◆ **Supplied material**:
---------------

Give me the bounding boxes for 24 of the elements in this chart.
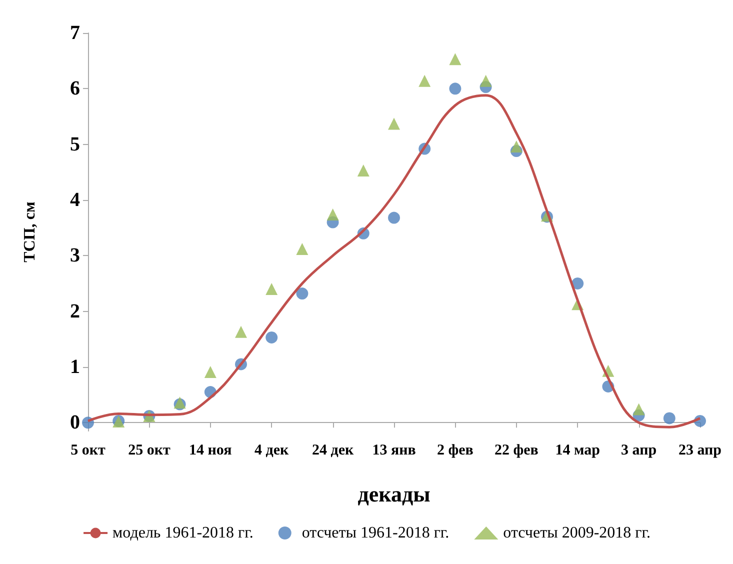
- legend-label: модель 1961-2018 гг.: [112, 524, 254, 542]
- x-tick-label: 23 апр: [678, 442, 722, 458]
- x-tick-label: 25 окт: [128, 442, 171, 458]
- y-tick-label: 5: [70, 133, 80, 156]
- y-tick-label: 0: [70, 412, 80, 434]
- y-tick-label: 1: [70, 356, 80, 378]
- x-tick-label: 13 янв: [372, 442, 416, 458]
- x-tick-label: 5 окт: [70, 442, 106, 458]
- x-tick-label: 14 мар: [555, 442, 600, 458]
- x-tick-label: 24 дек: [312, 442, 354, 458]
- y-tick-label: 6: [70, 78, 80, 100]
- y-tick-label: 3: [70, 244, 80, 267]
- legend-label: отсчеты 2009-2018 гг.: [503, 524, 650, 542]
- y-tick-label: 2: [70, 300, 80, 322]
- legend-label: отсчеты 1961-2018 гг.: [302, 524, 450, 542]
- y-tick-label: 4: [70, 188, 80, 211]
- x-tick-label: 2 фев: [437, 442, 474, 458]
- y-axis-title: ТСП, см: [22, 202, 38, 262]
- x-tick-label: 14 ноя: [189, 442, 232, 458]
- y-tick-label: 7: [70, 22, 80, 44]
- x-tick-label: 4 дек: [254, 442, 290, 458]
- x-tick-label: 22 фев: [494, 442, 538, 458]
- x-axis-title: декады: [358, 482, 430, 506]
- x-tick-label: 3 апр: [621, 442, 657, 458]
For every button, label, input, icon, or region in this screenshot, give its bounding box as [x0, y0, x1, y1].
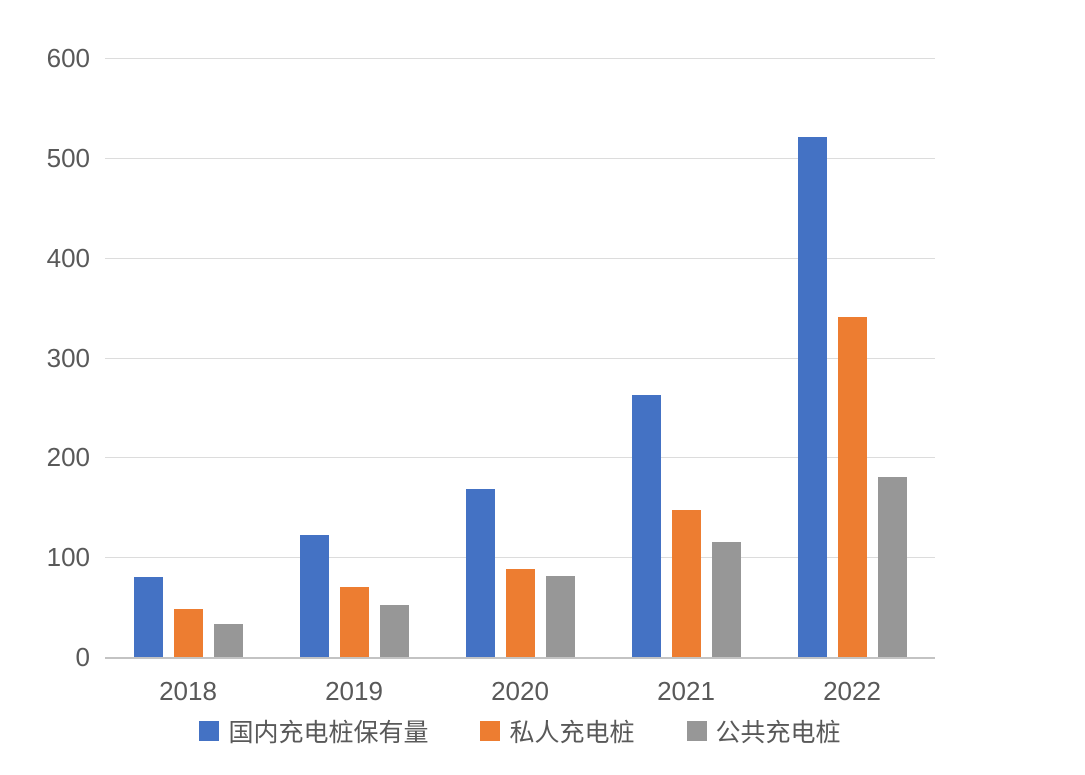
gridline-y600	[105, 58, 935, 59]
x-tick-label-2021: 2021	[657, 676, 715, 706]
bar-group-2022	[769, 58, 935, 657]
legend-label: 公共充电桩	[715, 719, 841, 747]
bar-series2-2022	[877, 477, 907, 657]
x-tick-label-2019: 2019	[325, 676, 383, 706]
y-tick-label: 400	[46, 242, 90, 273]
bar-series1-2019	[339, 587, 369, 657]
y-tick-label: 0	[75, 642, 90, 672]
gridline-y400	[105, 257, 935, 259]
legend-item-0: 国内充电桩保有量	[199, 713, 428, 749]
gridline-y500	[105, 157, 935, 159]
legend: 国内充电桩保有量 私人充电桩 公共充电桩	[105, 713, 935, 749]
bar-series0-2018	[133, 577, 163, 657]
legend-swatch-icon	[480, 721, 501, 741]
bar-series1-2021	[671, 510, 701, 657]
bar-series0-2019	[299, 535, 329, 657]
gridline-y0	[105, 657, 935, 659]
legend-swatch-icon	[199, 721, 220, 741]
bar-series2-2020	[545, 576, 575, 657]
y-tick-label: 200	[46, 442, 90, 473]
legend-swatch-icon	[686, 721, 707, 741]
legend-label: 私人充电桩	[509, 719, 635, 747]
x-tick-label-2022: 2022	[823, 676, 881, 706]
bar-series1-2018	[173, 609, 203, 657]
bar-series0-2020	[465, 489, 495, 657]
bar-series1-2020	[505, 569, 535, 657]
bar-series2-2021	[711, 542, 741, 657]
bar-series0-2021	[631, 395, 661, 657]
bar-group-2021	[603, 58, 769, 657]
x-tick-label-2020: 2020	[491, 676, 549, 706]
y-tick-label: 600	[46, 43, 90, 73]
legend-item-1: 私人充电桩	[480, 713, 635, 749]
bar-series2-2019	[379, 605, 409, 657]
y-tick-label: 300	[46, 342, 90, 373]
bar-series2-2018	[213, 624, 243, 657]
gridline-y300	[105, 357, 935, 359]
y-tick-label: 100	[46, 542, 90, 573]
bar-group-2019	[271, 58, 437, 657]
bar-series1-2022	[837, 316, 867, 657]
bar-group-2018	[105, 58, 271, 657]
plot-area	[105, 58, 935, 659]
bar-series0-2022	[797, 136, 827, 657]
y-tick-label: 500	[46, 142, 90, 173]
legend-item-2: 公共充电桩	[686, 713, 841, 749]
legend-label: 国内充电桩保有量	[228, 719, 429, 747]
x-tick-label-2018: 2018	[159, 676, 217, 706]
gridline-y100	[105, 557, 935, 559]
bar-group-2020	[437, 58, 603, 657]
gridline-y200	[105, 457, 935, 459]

---------------

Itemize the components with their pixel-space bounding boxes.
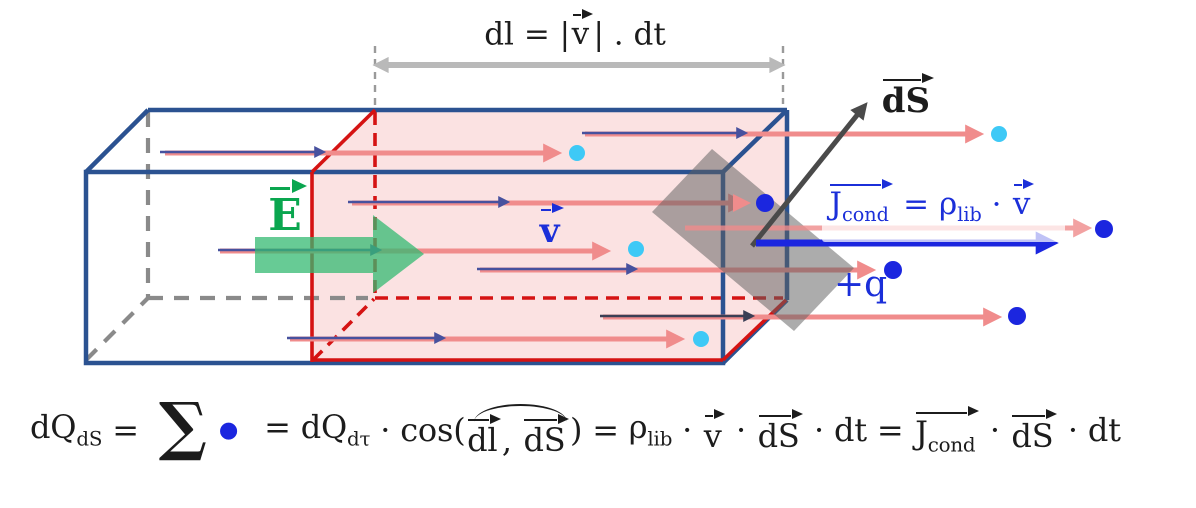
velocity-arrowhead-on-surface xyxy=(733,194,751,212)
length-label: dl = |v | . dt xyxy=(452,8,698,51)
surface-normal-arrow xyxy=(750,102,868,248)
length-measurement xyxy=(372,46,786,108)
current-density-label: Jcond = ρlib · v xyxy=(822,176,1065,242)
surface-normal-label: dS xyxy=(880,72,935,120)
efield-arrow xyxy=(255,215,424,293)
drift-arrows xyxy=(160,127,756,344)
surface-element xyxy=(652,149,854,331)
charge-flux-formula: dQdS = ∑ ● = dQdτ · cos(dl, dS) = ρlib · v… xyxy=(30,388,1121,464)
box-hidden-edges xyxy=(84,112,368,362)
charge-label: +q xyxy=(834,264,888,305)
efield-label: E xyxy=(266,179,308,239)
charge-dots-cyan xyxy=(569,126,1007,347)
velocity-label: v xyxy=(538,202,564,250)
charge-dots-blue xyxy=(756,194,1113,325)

---------------

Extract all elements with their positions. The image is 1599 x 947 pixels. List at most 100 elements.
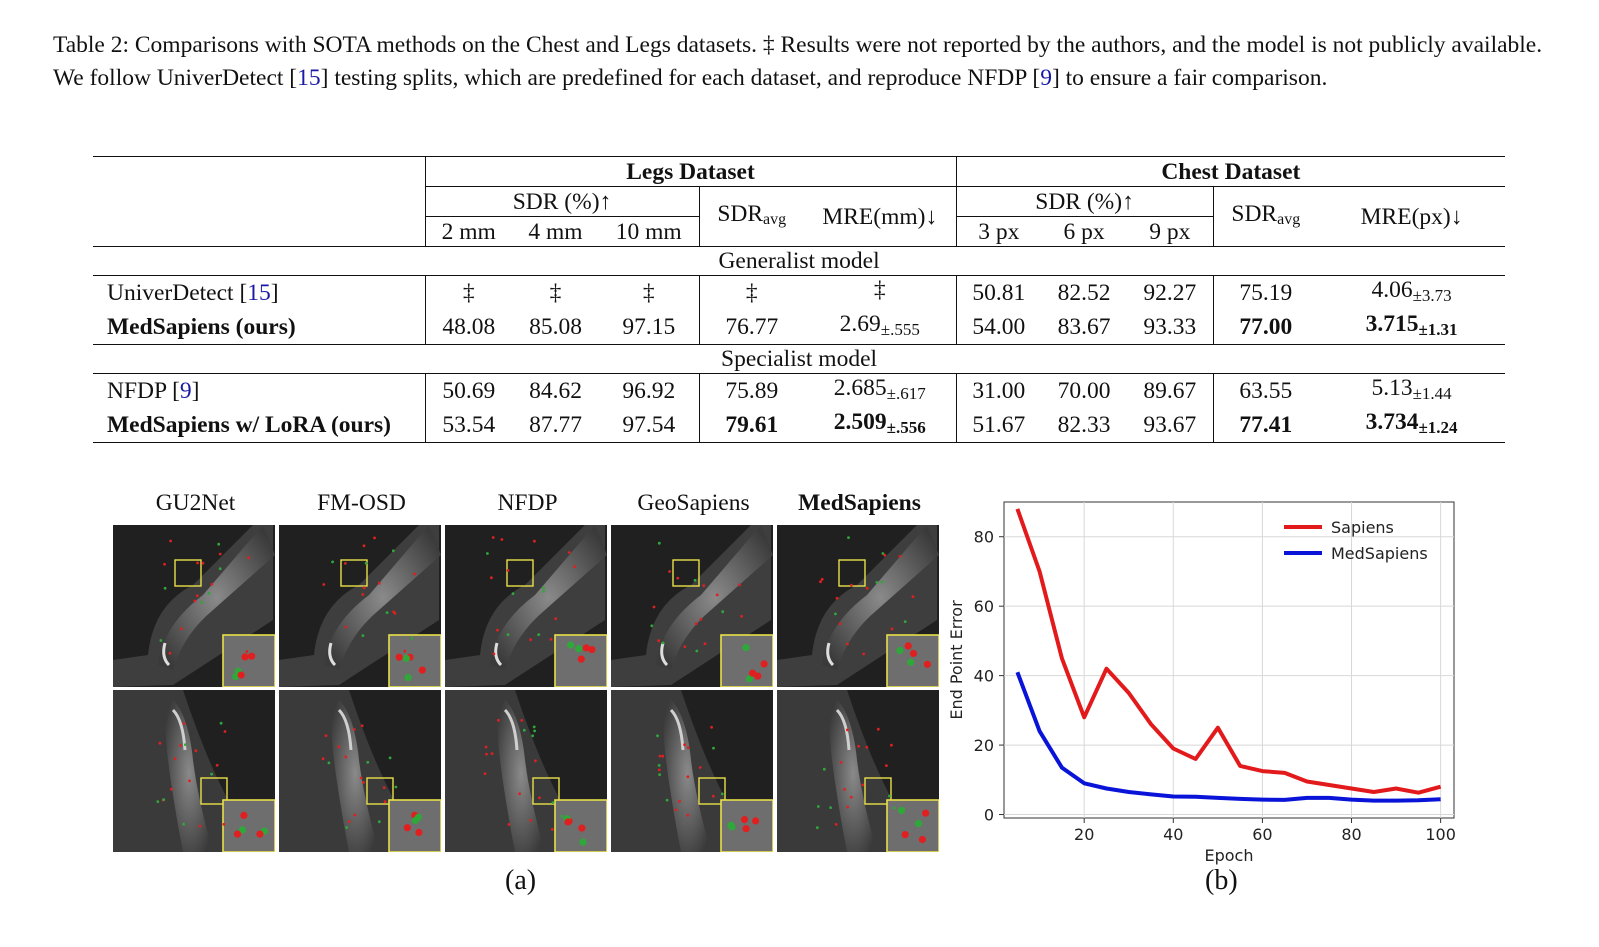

---------------

◆ **Exercise aim**: Reproduce verbatim the part of the items that opens with the line containing "Itemize the components" and closes with the line containing "surface-normal-label: dS xyxy=(880,72,935,120)", including both of those lines. Omit the picture from your answer.

◆ **Right answer**:
Itemize the components with their pixel-space bounding boxes.
velocity-arrowhead-on-surface xyxy=(733,194,751,212)
length-label: dl = |v | . dt xyxy=(452,8,698,51)
surface-normal-arrow xyxy=(750,102,868,248)
length-measurement xyxy=(372,46,786,108)
current-density-label: Jcond = ρlib · v xyxy=(822,176,1065,242)
surface-normal-label: dS xyxy=(880,72,935,120)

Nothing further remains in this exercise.